Extracted data entries:
++++++++++

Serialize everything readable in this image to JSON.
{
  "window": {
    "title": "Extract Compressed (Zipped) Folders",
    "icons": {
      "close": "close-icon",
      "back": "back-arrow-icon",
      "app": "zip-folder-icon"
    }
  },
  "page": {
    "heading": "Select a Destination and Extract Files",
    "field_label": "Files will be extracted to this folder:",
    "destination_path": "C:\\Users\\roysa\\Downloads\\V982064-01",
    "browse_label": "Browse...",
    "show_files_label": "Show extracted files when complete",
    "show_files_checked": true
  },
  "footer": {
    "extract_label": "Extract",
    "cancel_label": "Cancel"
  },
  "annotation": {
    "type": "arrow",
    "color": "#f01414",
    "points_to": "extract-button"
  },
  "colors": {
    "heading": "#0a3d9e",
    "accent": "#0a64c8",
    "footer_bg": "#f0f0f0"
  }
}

++++++++++

» TASK TO COMPLETE
Restate each entry exactly, skipping none.

» OUTPUT OF THE EXERCISE
Serialize everything readable in this image to JSON.
{
  "window": {
    "title": "Extract Compressed (Zipped) Folders",
    "icons": {
      "close": "close-icon",
      "back": "back-arrow-icon",
      "app": "zip-folder-icon"
    }
  },
  "page": {
    "heading": "Select a Destination and Extract Files",
    "field_label": "Files will be extracted to this folder:",
    "destination_path": "C:\\Users\\roysa\\Downloads\\V982064-01",
    "browse_label": "Browse...",
    "show_files_label": "Show extracted files when complete",
    "show_files_checked": true
  },
  "footer": {
    "extract_label": "Extract",
    "cancel_label": "Cancel"
  },
  "annotation": {
    "type": "arrow",
    "color": "#f01414",
    "points_to": "extract-button"
  },
  "colors": {
    "heading": "#0a3d9e",
    "accent": "#0a64c8",
    "footer_bg": "#f0f0f0"
  }
}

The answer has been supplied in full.